The exercise: Copy every line of the records below where the word "Oymyakon" occurs.
↓↓↓
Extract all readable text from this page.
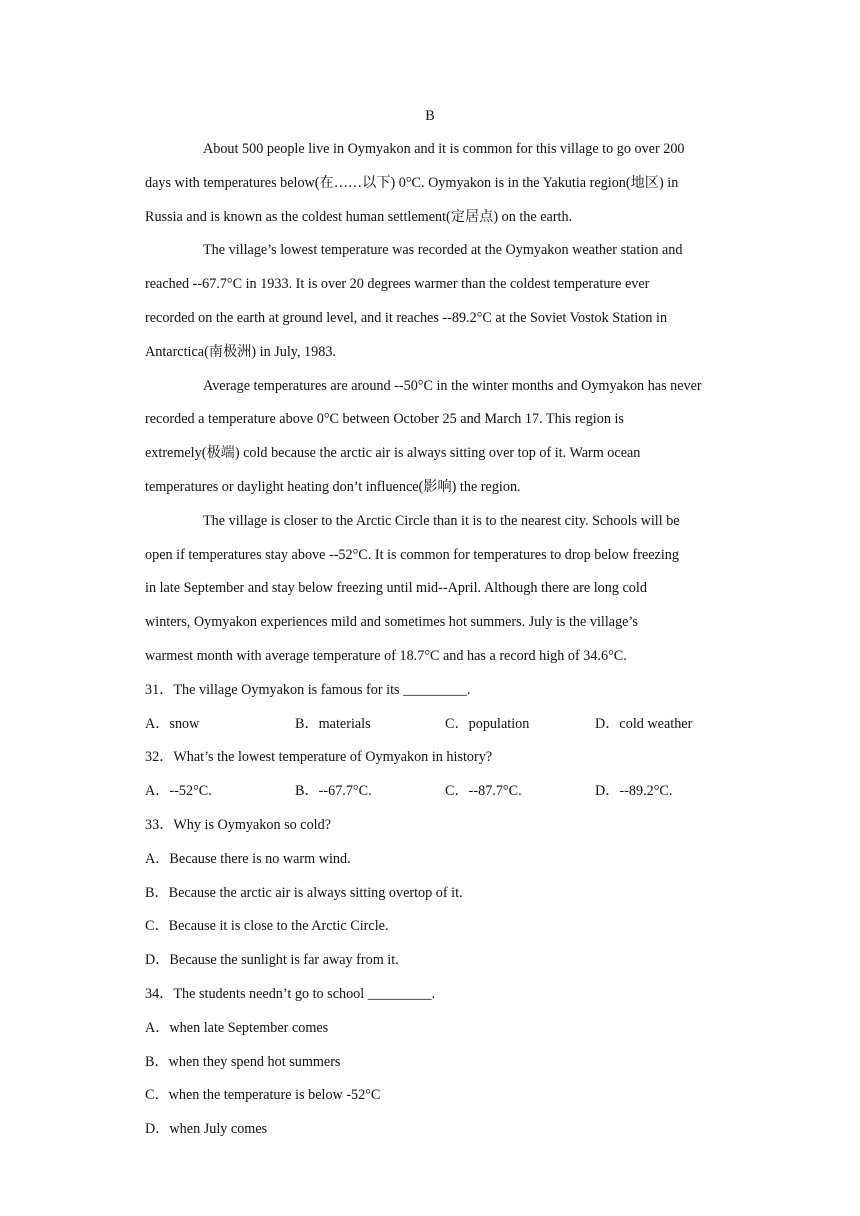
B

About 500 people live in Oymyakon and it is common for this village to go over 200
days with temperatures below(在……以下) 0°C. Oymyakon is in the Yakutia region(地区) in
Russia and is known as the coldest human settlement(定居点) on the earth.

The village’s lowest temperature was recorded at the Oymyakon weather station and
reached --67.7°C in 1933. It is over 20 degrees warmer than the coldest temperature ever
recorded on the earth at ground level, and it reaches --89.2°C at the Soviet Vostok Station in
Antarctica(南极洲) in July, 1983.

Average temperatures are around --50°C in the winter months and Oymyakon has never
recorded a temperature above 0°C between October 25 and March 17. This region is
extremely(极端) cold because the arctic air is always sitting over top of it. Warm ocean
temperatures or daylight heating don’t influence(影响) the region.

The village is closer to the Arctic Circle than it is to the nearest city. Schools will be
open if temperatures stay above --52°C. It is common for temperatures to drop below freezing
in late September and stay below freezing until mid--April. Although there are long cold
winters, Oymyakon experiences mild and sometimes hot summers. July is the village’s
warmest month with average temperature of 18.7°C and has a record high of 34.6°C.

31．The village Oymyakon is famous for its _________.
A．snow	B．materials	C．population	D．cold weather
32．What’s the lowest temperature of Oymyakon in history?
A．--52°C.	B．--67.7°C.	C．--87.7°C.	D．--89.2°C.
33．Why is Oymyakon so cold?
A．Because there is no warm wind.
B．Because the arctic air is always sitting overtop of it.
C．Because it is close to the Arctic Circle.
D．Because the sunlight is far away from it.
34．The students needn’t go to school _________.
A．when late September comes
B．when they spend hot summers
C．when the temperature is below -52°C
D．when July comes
↑↑↑
Finished task:
About 500 people live in Oymyakon and it is common for this village to go over 200
days with temperatures below(在……以下) 0°C. Oymyakon is in the Yakutia region(地区) in
The village’s lowest temperature was recorded at the Oymyakon weather station and
Average temperatures are around --50°C in the winter months and Oymyakon has never
winters, Oymyakon experiences mild and sometimes hot summers. July is the village’s
31．The village Oymyakon is famous for its _________.
32．What’s the lowest temperature of Oymyakon in history?
33．Why is Oymyakon so cold?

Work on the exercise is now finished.